SHORT TASK
Give every line back verbatim, dropping all images.

%%

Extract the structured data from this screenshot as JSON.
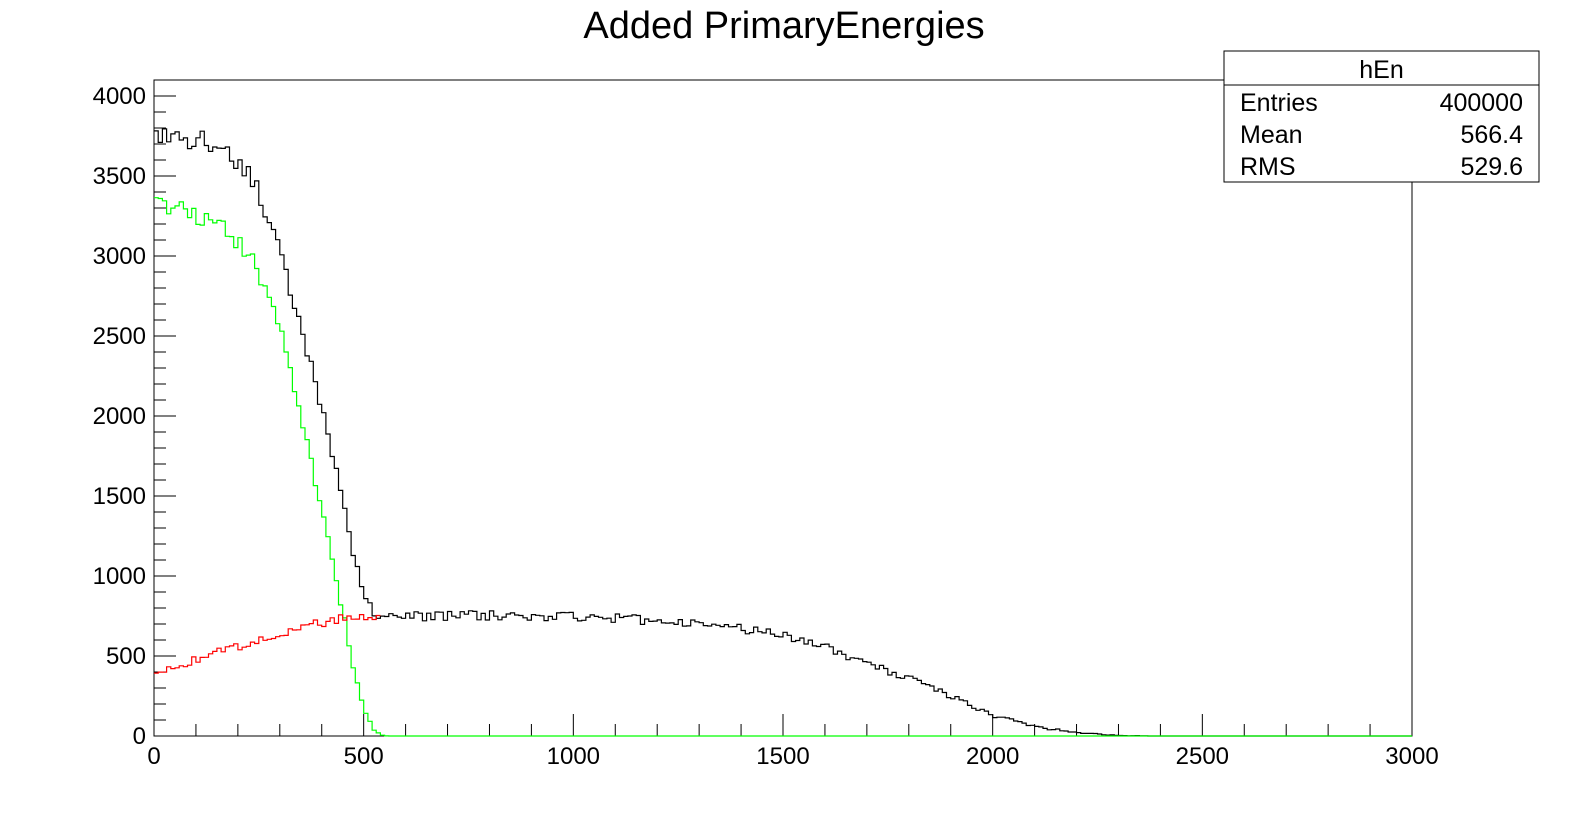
{
  "chart_data": {
    "type": "histogram",
    "title": "Added PrimaryEnergies",
    "xlabel": "",
    "ylabel": "",
    "xlim": [
      0,
      3000
    ],
    "ylim": [
      0,
      4100
    ],
    "x_ticks": [
      0,
      500,
      1000,
      1500,
      2000,
      2500,
      3000
    ],
    "y_ticks": [
      0,
      500,
      1000,
      1500,
      2000,
      2500,
      3000,
      3500,
      4000
    ],
    "grid": false,
    "bin_width": 10,
    "stats_box": {
      "name": "hEn",
      "rows": [
        {
          "label": "Entries",
          "value": "400000"
        },
        {
          "label": "Mean",
          "value": "566.4"
        },
        {
          "label": "RMS",
          "value": "529.6"
        }
      ]
    },
    "series": [
      {
        "color": "#000000",
        "points": [
          [
            0,
            3850
          ],
          [
            20,
            3750
          ],
          [
            50,
            3720
          ],
          [
            100,
            3730
          ],
          [
            150,
            3700
          ],
          [
            200,
            3600
          ],
          [
            230,
            3500
          ],
          [
            250,
            3380
          ],
          [
            270,
            3250
          ],
          [
            300,
            3050
          ],
          [
            320,
            2850
          ],
          [
            340,
            2650
          ],
          [
            360,
            2450
          ],
          [
            380,
            2250
          ],
          [
            400,
            2050
          ],
          [
            420,
            1850
          ],
          [
            440,
            1600
          ],
          [
            460,
            1350
          ],
          [
            480,
            1100
          ],
          [
            500,
            900
          ],
          [
            520,
            780
          ],
          [
            540,
            740
          ],
          [
            600,
            745
          ],
          [
            700,
            750
          ],
          [
            800,
            755
          ],
          [
            900,
            750
          ],
          [
            1000,
            750
          ],
          [
            1100,
            740
          ],
          [
            1200,
            720
          ],
          [
            1300,
            700
          ],
          [
            1400,
            670
          ],
          [
            1500,
            630
          ],
          [
            1600,
            560
          ],
          [
            1700,
            450
          ],
          [
            1800,
            360
          ],
          [
            1900,
            250
          ],
          [
            2000,
            130
          ],
          [
            2100,
            60
          ],
          [
            2200,
            20
          ],
          [
            2300,
            2
          ],
          [
            2400,
            0
          ],
          [
            3000,
            0
          ]
        ]
      },
      {
        "color": "#00ff00",
        "points": [
          [
            0,
            3450
          ],
          [
            20,
            3350
          ],
          [
            50,
            3300
          ],
          [
            100,
            3260
          ],
          [
            150,
            3230
          ],
          [
            200,
            3100
          ],
          [
            230,
            3000
          ],
          [
            250,
            2850
          ],
          [
            280,
            2700
          ],
          [
            300,
            2550
          ],
          [
            320,
            2350
          ],
          [
            340,
            2150
          ],
          [
            360,
            1900
          ],
          [
            380,
            1650
          ],
          [
            400,
            1400
          ],
          [
            420,
            1150
          ],
          [
            440,
            900
          ],
          [
            460,
            650
          ],
          [
            480,
            380
          ],
          [
            500,
            180
          ],
          [
            520,
            50
          ],
          [
            540,
            5
          ],
          [
            560,
            0
          ],
          [
            3000,
            0
          ]
        ]
      },
      {
        "color": "#ff0000",
        "points": [
          [
            0,
            400
          ],
          [
            50,
            430
          ],
          [
            100,
            480
          ],
          [
            150,
            520
          ],
          [
            200,
            560
          ],
          [
            250,
            600
          ],
          [
            300,
            640
          ],
          [
            350,
            680
          ],
          [
            400,
            710
          ],
          [
            450,
            730
          ],
          [
            500,
            745
          ],
          [
            540,
            750
          ]
        ]
      }
    ]
  }
}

%%

ANSWER TO THIS EXERCISE
Extract the structured data from this screenshot as JSON.
{
  "chart_data": {
    "type": "histogram",
    "title": "Added PrimaryEnergies",
    "xlabel": "",
    "ylabel": "",
    "xlim": [
      0,
      3000
    ],
    "ylim": [
      0,
      4100
    ],
    "x_ticks": [
      0,
      500,
      1000,
      1500,
      2000,
      2500,
      3000
    ],
    "y_ticks": [
      0,
      500,
      1000,
      1500,
      2000,
      2500,
      3000,
      3500,
      4000
    ],
    "grid": false,
    "bin_width": 10,
    "stats_box": {
      "name": "hEn",
      "rows": [
        {
          "label": "Entries",
          "value": "400000"
        },
        {
          "label": "Mean",
          "value": "566.4"
        },
        {
          "label": "RMS",
          "value": "529.6"
        }
      ]
    },
    "series": [
      {
        "color": "#000000",
        "points": [
          [
            0,
            3850
          ],
          [
            20,
            3750
          ],
          [
            50,
            3720
          ],
          [
            100,
            3730
          ],
          [
            150,
            3700
          ],
          [
            200,
            3600
          ],
          [
            230,
            3500
          ],
          [
            250,
            3380
          ],
          [
            270,
            3250
          ],
          [
            300,
            3050
          ],
          [
            320,
            2850
          ],
          [
            340,
            2650
          ],
          [
            360,
            2450
          ],
          [
            380,
            2250
          ],
          [
            400,
            2050
          ],
          [
            420,
            1850
          ],
          [
            440,
            1600
          ],
          [
            460,
            1350
          ],
          [
            480,
            1100
          ],
          [
            500,
            900
          ],
          [
            520,
            780
          ],
          [
            540,
            740
          ],
          [
            600,
            745
          ],
          [
            700,
            750
          ],
          [
            800,
            755
          ],
          [
            900,
            750
          ],
          [
            1000,
            750
          ],
          [
            1100,
            740
          ],
          [
            1200,
            720
          ],
          [
            1300,
            700
          ],
          [
            1400,
            670
          ],
          [
            1500,
            630
          ],
          [
            1600,
            560
          ],
          [
            1700,
            450
          ],
          [
            1800,
            360
          ],
          [
            1900,
            250
          ],
          [
            2000,
            130
          ],
          [
            2100,
            60
          ],
          [
            2200,
            20
          ],
          [
            2300,
            2
          ],
          [
            2400,
            0
          ],
          [
            3000,
            0
          ]
        ]
      },
      {
        "color": "#00ff00",
        "points": [
          [
            0,
            3450
          ],
          [
            20,
            3350
          ],
          [
            50,
            3300
          ],
          [
            100,
            3260
          ],
          [
            150,
            3230
          ],
          [
            200,
            3100
          ],
          [
            230,
            3000
          ],
          [
            250,
            2850
          ],
          [
            280,
            2700
          ],
          [
            300,
            2550
          ],
          [
            320,
            2350
          ],
          [
            340,
            2150
          ],
          [
            360,
            1900
          ],
          [
            380,
            1650
          ],
          [
            400,
            1400
          ],
          [
            420,
            1150
          ],
          [
            440,
            900
          ],
          [
            460,
            650
          ],
          [
            480,
            380
          ],
          [
            500,
            180
          ],
          [
            520,
            50
          ],
          [
            540,
            5
          ],
          [
            560,
            0
          ],
          [
            3000,
            0
          ]
        ]
      },
      {
        "color": "#ff0000",
        "points": [
          [
            0,
            400
          ],
          [
            50,
            430
          ],
          [
            100,
            480
          ],
          [
            150,
            520
          ],
          [
            200,
            560
          ],
          [
            250,
            600
          ],
          [
            300,
            640
          ],
          [
            350,
            680
          ],
          [
            400,
            710
          ],
          [
            450,
            730
          ],
          [
            500,
            745
          ],
          [
            540,
            750
          ]
        ]
      }
    ]
  }
}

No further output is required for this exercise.